_SUPPLIED DATA_:
★ ★ ★ ★ ★ ★ ★

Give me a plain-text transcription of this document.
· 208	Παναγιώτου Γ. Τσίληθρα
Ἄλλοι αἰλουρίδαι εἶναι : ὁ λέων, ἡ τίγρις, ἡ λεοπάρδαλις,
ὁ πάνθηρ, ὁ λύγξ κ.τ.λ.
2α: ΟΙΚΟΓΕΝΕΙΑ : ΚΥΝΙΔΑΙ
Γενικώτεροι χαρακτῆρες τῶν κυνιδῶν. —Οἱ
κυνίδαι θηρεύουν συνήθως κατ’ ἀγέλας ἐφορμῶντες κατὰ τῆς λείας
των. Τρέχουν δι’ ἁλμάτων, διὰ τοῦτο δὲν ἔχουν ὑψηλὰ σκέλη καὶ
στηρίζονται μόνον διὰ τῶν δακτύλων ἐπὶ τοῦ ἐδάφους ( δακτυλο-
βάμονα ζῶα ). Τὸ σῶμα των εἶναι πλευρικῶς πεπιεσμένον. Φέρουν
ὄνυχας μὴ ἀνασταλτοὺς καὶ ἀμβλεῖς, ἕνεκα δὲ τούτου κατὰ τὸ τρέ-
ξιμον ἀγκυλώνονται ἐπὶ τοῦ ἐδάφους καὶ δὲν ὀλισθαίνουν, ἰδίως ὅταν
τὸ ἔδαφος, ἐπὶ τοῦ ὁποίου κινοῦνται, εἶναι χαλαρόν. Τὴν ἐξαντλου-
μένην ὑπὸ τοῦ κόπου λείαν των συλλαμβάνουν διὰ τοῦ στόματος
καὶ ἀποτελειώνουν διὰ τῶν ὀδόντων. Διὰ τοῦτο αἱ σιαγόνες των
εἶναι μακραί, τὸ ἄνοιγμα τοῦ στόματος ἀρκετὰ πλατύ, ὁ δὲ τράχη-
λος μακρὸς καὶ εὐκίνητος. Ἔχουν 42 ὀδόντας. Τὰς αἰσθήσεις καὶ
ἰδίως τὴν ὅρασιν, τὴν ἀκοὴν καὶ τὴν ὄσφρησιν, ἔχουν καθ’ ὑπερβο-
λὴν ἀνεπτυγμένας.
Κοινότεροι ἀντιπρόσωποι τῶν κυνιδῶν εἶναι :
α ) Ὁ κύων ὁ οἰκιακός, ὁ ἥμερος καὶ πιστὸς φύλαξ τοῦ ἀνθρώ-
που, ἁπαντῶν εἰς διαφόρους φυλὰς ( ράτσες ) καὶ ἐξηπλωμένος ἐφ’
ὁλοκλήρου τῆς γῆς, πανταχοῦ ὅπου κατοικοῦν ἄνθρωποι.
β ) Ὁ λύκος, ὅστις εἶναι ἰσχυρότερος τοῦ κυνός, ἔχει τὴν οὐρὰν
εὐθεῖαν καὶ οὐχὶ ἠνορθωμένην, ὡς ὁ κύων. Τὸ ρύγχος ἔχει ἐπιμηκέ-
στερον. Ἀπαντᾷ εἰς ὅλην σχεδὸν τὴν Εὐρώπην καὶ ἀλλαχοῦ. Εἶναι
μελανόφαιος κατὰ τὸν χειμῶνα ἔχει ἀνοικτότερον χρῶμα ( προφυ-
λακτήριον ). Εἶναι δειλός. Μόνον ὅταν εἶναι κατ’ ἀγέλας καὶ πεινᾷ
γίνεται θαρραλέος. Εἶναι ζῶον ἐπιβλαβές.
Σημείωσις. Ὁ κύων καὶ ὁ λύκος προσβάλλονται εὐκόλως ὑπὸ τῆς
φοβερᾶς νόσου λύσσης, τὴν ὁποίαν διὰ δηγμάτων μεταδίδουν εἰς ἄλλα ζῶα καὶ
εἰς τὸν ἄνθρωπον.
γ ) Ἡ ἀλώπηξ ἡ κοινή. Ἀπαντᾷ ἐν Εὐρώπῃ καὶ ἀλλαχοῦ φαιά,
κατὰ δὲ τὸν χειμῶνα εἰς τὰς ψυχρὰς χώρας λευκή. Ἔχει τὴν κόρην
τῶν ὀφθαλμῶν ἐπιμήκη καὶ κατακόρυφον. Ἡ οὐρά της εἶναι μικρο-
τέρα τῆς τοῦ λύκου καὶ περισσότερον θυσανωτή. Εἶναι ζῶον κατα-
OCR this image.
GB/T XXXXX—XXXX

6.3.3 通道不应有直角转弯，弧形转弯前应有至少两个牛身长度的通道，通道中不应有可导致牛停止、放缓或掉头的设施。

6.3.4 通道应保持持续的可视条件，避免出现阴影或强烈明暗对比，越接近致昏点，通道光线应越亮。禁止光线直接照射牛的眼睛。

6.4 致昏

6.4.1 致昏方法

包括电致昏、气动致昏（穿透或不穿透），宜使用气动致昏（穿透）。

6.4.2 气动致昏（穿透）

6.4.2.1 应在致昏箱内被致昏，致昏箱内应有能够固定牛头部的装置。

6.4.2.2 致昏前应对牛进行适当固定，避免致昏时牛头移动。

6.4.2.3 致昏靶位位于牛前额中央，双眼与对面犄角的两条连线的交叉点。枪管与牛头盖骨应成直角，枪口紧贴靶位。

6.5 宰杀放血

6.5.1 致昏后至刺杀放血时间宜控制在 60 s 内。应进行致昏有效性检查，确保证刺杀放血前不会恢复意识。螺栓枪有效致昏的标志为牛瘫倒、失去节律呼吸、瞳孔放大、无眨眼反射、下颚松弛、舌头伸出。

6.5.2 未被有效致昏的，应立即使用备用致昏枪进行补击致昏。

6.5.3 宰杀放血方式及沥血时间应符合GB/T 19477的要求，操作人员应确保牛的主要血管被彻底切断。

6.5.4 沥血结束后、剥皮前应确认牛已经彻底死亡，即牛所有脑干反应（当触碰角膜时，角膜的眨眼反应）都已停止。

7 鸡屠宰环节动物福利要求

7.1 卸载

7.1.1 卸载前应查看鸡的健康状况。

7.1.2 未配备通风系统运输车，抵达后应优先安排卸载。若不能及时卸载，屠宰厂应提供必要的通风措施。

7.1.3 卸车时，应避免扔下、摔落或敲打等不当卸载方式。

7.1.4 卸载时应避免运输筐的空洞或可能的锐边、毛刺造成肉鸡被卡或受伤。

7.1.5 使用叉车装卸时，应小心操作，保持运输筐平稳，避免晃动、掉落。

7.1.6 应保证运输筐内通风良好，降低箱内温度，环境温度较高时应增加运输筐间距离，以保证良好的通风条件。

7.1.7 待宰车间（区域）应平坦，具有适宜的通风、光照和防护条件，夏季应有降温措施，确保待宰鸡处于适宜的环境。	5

★ ★ ★ ★ ★ ★ ★

_JOB_:
Search the listing for the word "气动致昏". Copy every line in which it occurs.

_PROBLEM SOLUTION_:
包括电致昏、气动致昏（穿透或不穿透），宜使用气动致昏（穿透）。
6.4.2 气动致昏（穿透）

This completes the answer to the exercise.